** Start **

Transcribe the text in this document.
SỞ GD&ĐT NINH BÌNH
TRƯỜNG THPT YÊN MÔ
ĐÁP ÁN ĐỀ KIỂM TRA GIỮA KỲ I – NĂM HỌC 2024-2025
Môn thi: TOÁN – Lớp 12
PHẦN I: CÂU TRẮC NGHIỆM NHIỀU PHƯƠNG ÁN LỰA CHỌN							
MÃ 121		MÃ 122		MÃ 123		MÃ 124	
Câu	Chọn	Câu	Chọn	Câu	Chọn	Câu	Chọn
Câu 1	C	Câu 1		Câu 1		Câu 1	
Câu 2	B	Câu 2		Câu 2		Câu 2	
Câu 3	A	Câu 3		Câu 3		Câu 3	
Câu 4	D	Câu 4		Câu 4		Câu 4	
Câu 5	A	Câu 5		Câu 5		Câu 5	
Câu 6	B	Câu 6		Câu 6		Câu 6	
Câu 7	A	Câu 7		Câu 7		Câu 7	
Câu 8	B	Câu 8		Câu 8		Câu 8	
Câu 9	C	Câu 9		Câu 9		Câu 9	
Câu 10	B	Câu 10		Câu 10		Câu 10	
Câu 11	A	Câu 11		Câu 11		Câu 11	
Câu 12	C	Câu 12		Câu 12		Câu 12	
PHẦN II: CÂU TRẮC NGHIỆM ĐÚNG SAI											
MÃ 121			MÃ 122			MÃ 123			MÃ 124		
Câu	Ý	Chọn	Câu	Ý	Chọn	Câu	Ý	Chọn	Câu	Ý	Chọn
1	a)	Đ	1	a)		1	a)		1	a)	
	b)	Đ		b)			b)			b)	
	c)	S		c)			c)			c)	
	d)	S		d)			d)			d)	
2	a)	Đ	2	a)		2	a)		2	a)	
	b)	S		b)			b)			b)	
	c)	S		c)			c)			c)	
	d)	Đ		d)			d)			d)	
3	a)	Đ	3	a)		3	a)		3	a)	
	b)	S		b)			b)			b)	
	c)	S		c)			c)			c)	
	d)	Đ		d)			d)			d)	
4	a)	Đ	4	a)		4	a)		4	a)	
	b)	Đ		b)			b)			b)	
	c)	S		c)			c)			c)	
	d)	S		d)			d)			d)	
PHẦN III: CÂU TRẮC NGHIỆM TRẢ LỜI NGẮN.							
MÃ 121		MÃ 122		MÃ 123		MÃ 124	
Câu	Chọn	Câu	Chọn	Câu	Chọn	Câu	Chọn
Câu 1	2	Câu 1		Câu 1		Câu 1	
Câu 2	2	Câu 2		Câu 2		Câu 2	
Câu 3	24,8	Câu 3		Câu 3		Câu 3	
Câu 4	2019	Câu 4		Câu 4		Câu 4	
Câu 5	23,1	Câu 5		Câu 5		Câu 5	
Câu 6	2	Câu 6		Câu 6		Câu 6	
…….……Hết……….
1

** End **

→ Set problem
Make an exact copy of the material above.

→ Answer for the task
Transcribe the text in this document.
SỞ GD&ĐT NINH BÌNH
TRƯỜNG THPT YÊN MÔ
ĐÁP ÁN ĐỀ KIỂM TRA GIỮA KỲ I – NĂM HỌC 2024-2025
Môn thi: TOÁN – Lớp 12
PHẦN I: CÂU TRẮC NGHIỆM NHIỀU PHƯƠNG ÁN LỰA CHỌN							
MÃ 121		MÃ 122		MÃ 123		MÃ 124	
Câu	Chọn	Câu	Chọn	Câu	Chọn	Câu	Chọn
Câu 1	C	Câu 1		Câu 1		Câu 1	
Câu 2	B	Câu 2		Câu 2		Câu 2	
Câu 3	A	Câu 3		Câu 3		Câu 3	
Câu 4	D	Câu 4		Câu 4		Câu 4	
Câu 5	A	Câu 5		Câu 5		Câu 5	
Câu 6	B	Câu 6		Câu 6		Câu 6	
Câu 7	A	Câu 7		Câu 7		Câu 7	
Câu 8	B	Câu 8		Câu 8		Câu 8	
Câu 9	C	Câu 9		Câu 9		Câu 9	
Câu 10	B	Câu 10		Câu 10		Câu 10	
Câu 11	A	Câu 11		Câu 11		Câu 11	
Câu 12	C	Câu 12		Câu 12		Câu 12	
PHẦN II: CÂU TRẮC NGHIỆM ĐÚNG SAI											
MÃ 121			MÃ 122			MÃ 123			MÃ 124		
Câu	Ý	Chọn	Câu	Ý	Chọn	Câu	Ý	Chọn	Câu	Ý	Chọn
1	a)	Đ	1	a)		1	a)		1	a)	
	b)	Đ		b)			b)			b)	
	c)	S		c)			c)			c)	
	d)	S		d)			d)			d)	
2	a)	Đ	2	a)		2	a)		2	a)	
	b)	S		b)			b)			b)	
	c)	S		c)			c)			c)	
	d)	Đ		d)			d)			d)	
3	a)	Đ	3	a)		3	a)		3	a)	
	b)	S		b)			b)			b)	
	c)	S		c)			c)			c)	
	d)	Đ		d)			d)			d)	
4	a)	Đ	4	a)		4	a)		4	a)	
	b)	Đ		b)			b)			b)	
	c)	S		c)			c)			c)	
	d)	S		d)			d)			d)	
PHẦN III: CÂU TRẮC NGHIỆM TRẢ LỜI NGẮN.							
MÃ 121		MÃ 122		MÃ 123		MÃ 124	
Câu	Chọn	Câu	Chọn	Câu	Chọn	Câu	Chọn
Câu 1	2	Câu 1		Câu 1		Câu 1	
Câu 2	2	Câu 2		Câu 2		Câu 2	
Câu 3	24,8	Câu 3		Câu 3		Câu 3	
Câu 4	2019	Câu 4		Câu 4		Câu 4	
Câu 5	23,1	Câu 5		Câu 5		Câu 5	
Câu 6	2	Câu 6		Câu 6		Câu 6	
…….……Hết……….
1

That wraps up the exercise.